> [Exercise prompt]: Return the records, each one exactly as written.

## begin Input rows

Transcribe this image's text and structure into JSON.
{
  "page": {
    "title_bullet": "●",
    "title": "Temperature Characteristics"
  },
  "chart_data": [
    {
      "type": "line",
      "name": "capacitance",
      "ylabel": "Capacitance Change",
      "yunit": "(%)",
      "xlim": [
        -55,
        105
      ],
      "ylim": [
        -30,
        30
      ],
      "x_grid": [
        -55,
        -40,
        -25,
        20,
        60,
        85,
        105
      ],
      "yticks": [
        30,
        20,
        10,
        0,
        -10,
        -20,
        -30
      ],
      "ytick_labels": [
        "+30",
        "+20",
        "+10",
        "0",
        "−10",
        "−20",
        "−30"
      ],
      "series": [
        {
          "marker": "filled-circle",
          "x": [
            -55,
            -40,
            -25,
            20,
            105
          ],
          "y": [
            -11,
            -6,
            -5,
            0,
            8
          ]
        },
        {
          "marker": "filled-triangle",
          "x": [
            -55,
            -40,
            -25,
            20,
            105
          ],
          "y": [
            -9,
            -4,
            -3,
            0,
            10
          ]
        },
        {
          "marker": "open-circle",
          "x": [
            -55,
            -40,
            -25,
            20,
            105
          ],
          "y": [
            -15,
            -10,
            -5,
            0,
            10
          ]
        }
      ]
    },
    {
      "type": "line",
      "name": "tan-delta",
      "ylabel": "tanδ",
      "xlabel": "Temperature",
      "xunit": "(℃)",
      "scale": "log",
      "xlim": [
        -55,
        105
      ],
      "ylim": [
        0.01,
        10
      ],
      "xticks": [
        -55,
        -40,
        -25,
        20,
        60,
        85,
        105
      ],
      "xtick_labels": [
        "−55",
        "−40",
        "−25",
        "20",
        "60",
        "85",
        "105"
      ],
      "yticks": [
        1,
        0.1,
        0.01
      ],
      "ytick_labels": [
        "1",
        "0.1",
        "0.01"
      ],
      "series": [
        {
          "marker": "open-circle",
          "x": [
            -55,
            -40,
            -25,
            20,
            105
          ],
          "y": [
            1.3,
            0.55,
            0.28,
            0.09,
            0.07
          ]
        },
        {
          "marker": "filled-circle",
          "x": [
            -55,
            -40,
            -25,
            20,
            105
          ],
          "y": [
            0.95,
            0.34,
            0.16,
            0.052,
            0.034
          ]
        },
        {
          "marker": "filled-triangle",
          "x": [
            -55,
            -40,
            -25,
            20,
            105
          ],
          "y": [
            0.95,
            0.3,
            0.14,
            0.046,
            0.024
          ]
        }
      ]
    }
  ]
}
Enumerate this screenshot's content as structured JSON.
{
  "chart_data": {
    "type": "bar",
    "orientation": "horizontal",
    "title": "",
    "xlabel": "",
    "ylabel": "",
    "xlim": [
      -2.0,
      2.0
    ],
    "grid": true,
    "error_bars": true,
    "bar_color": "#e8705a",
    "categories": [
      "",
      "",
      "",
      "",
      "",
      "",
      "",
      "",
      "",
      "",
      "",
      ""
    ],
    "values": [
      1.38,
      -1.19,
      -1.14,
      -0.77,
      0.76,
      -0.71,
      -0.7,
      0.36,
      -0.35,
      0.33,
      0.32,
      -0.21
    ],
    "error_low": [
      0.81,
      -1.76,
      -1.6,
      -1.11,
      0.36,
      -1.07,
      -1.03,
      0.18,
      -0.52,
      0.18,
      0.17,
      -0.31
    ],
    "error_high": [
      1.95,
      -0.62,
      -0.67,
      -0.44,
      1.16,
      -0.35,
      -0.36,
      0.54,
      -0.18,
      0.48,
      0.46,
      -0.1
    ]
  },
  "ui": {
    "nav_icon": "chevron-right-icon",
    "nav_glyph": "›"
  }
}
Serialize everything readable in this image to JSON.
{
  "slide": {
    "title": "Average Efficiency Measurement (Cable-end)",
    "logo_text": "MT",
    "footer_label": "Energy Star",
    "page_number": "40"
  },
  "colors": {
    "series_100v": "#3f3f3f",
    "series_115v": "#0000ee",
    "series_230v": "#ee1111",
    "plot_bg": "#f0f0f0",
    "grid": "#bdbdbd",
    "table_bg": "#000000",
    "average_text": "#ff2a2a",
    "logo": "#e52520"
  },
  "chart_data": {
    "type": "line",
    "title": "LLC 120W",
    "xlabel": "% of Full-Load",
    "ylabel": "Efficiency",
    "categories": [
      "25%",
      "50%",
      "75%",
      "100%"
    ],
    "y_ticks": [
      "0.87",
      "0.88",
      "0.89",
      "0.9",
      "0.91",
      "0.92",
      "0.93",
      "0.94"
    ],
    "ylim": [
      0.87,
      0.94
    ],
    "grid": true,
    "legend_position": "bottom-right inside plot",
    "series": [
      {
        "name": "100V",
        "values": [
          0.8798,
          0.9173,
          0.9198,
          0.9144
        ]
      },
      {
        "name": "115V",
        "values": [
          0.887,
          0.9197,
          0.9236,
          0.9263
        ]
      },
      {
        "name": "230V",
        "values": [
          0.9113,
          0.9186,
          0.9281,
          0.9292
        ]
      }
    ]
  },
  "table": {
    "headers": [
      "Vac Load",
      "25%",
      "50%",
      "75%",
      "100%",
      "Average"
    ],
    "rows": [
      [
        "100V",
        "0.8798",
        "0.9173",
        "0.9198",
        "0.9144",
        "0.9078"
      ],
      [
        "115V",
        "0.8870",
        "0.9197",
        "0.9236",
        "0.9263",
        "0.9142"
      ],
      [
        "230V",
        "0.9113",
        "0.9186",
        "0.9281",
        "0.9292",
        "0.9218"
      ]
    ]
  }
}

## end Input rows

> [Solution to this exercise]:
Transcribe this image's text and structure into JSON.
{
  "page": {
    "title_bullet": "●",
    "title": "Temperature Characteristics"
  },
  "chart_data": [
    {
      "type": "line",
      "name": "capacitance",
      "ylabel": "Capacitance Change",
      "yunit": "(%)",
      "xlim": [
        -55,
        105
      ],
      "ylim": [
        -30,
        30
      ],
      "x_grid": [
        -55,
        -40,
        -25,
        20,
        60,
        85,
        105
      ],
      "yticks": [
        30,
        20,
        10,
        0,
        -10,
        -20,
        -30
      ],
      "ytick_labels": [
        "+30",
        "+20",
        "+10",
        "0",
        "−10",
        "−20",
        "−30"
      ],
      "series": [
        {
          "marker": "filled-circle",
          "x": [
            -55,
            -40,
            -25,
            20,
            105
          ],
          "y": [
            -11,
            -6,
            -5,
            0,
            8
          ]
        },
        {
          "marker": "filled-triangle",
          "x": [
            -55,
            -40,
            -25,
            20,
            105
          ],
          "y": [
            -9,
            -4,
            -3,
            0,
            10
          ]
        },
        {
          "marker": "open-circle",
          "x": [
            -55,
            -40,
            -25,
            20,
            105
          ],
          "y": [
            -15,
            -10,
            -5,
            0,
            10
          ]
        }
      ]
    },
    {
      "type": "line",
      "name": "tan-delta",
      "ylabel": "tanδ",
      "xlabel": "Temperature",
      "xunit": "(℃)",
      "scale": "log",
      "xlim": [
        -55,
        105
      ],
      "ylim": [
        0.01,
        10
      ],
      "xticks": [
        -55,
        -40,
        -25,
        20,
        60,
        85,
        105
      ],
      "xtick_labels": [
        "−55",
        "−40",
        "−25",
        "20",
        "60",
        "85",
        "105"
      ],
      "yticks": [
        1,
        0.1,
        0.01
      ],
      "ytick_labels": [
        "1",
        "0.1",
        "0.01"
      ],
      "series": [
        {
          "marker": "open-circle",
          "x": [
            -55,
            -40,
            -25,
            20,
            105
          ],
          "y": [
            1.3,
            0.55,
            0.28,
            0.09,
            0.07
          ]
        },
        {
          "marker": "filled-circle",
          "x": [
            -55,
            -40,
            -25,
            20,
            105
          ],
          "y": [
            0.95,
            0.34,
            0.16,
            0.052,
            0.034
          ]
        },
        {
          "marker": "filled-triangle",
          "x": [
            -55,
            -40,
            -25,
            20,
            105
          ],
          "y": [
            0.95,
            0.3,
            0.14,
            0.046,
            0.024
          ]
        }
      ]
    }
  ]
}
Enumerate this screenshot's content as structured JSON.
{
  "chart_data": {
    "type": "bar",
    "orientation": "horizontal",
    "title": "",
    "xlabel": "",
    "ylabel": "",
    "xlim": [
      -2.0,
      2.0
    ],
    "grid": true,
    "error_bars": true,
    "bar_color": "#e8705a",
    "categories": [
      "",
      "",
      "",
      "",
      "",
      "",
      "",
      "",
      "",
      "",
      "",
      ""
    ],
    "values": [
      1.38,
      -1.19,
      -1.14,
      -0.77,
      0.76,
      -0.71,
      -0.7,
      0.36,
      -0.35,
      0.33,
      0.32,
      -0.21
    ],
    "error_low": [
      0.81,
      -1.76,
      -1.6,
      -1.11,
      0.36,
      -1.07,
      -1.03,
      0.18,
      -0.52,
      0.18,
      0.17,
      -0.31
    ],
    "error_high": [
      1.95,
      -0.62,
      -0.67,
      -0.44,
      1.16,
      -0.35,
      -0.36,
      0.54,
      -0.18,
      0.48,
      0.46,
      -0.1
    ]
  },
  "ui": {
    "nav_icon": "chevron-right-icon",
    "nav_glyph": "›"
  }
}
Serialize everything readable in this image to JSON.
{
  "slide": {
    "title": "Average Efficiency Measurement (Cable-end)",
    "logo_text": "MT",
    "footer_label": "Energy Star",
    "page_number": "40"
  },
  "colors": {
    "series_100v": "#3f3f3f",
    "series_115v": "#0000ee",
    "series_230v": "#ee1111",
    "plot_bg": "#f0f0f0",
    "grid": "#bdbdbd",
    "table_bg": "#000000",
    "average_text": "#ff2a2a",
    "logo": "#e52520"
  },
  "chart_data": {
    "type": "line",
    "title": "LLC 120W",
    "xlabel": "% of Full-Load",
    "ylabel": "Efficiency",
    "categories": [
      "25%",
      "50%",
      "75%",
      "100%"
    ],
    "y_ticks": [
      "0.87",
      "0.88",
      "0.89",
      "0.9",
      "0.91",
      "0.92",
      "0.93",
      "0.94"
    ],
    "ylim": [
      0.87,
      0.94
    ],
    "grid": true,
    "legend_position": "bottom-right inside plot",
    "series": [
      {
        "name": "100V",
        "values": [
          0.8798,
          0.9173,
          0.9198,
          0.9144
        ]
      },
      {
        "name": "115V",
        "values": [
          0.887,
          0.9197,
          0.9236,
          0.9263
        ]
      },
      {
        "name": "230V",
        "values": [
          0.9113,
          0.9186,
          0.9281,
          0.9292
        ]
      }
    ]
  },
  "table": {
    "headers": [
      "Vac Load",
      "25%",
      "50%",
      "75%",
      "100%",
      "Average"
    ],
    "rows": [
      [
        "100V",
        "0.8798",
        "0.9173",
        "0.9198",
        "0.9144",
        "0.9078"
      ],
      [
        "115V",
        "0.8870",
        "0.9197",
        "0.9236",
        "0.9263",
        "0.9142"
      ],
      [
        "230V",
        "0.9113",
        "0.9186",
        "0.9281",
        "0.9292",
        "0.9218"
      ]
    ]
  }
}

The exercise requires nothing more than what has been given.